* TASK OBJECTIVE *
Find every line with the word "rest". Copy those lines.

+++

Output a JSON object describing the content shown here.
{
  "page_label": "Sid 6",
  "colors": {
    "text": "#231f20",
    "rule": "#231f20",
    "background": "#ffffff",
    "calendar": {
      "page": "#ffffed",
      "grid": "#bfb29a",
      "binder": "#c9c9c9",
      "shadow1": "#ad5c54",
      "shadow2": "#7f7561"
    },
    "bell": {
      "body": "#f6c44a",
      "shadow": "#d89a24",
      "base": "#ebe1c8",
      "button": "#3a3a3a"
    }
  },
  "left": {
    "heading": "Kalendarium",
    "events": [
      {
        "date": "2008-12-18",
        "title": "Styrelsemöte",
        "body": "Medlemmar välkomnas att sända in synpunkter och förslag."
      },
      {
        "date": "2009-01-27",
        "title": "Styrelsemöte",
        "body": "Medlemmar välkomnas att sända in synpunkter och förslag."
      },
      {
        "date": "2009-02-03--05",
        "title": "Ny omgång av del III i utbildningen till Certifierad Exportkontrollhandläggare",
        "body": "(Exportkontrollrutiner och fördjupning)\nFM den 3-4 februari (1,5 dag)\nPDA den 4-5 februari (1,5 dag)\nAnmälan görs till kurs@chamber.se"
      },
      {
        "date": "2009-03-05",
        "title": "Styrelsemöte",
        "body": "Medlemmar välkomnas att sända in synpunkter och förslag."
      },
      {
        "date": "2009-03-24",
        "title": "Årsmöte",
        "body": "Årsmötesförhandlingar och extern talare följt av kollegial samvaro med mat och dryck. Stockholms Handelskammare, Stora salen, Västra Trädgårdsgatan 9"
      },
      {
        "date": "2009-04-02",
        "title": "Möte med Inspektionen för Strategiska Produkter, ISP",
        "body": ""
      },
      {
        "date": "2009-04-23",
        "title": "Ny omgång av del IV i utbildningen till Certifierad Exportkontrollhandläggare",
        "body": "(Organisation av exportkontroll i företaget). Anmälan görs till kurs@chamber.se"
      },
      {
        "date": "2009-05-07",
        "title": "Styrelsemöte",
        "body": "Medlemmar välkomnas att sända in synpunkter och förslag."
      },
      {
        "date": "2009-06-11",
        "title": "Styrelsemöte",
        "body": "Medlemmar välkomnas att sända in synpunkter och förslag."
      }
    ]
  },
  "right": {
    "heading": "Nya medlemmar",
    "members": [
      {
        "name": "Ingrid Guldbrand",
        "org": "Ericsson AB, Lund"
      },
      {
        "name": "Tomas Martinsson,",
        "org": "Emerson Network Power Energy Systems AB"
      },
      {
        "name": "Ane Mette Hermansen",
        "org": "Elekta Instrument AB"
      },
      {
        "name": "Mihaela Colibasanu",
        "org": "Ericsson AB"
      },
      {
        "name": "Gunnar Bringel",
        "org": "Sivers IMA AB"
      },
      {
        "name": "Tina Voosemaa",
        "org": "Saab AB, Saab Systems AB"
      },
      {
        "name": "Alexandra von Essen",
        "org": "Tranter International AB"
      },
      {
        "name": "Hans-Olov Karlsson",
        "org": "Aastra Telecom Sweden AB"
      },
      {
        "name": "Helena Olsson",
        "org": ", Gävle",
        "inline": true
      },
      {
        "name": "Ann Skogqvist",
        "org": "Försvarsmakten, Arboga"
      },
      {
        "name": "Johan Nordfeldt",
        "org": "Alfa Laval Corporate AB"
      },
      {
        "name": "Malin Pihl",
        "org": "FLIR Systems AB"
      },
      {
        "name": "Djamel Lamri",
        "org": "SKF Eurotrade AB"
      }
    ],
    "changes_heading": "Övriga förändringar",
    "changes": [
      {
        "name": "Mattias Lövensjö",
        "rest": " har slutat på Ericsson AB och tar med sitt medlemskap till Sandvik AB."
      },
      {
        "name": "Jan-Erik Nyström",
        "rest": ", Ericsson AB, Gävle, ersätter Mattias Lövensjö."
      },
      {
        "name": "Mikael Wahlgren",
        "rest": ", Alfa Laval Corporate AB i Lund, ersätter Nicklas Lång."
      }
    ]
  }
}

+++

* EXERCISE SOLUTION *
        "rest": " har slutat på Ericsson AB och tar med sitt medlemskap till Sandvik AB."
        "rest": ", Ericsson AB, Gävle, ersätter Mattias Lövensjö."
        "rest": ", Alfa Laval Corporate AB i Lund, ersätter Nicklas Lång."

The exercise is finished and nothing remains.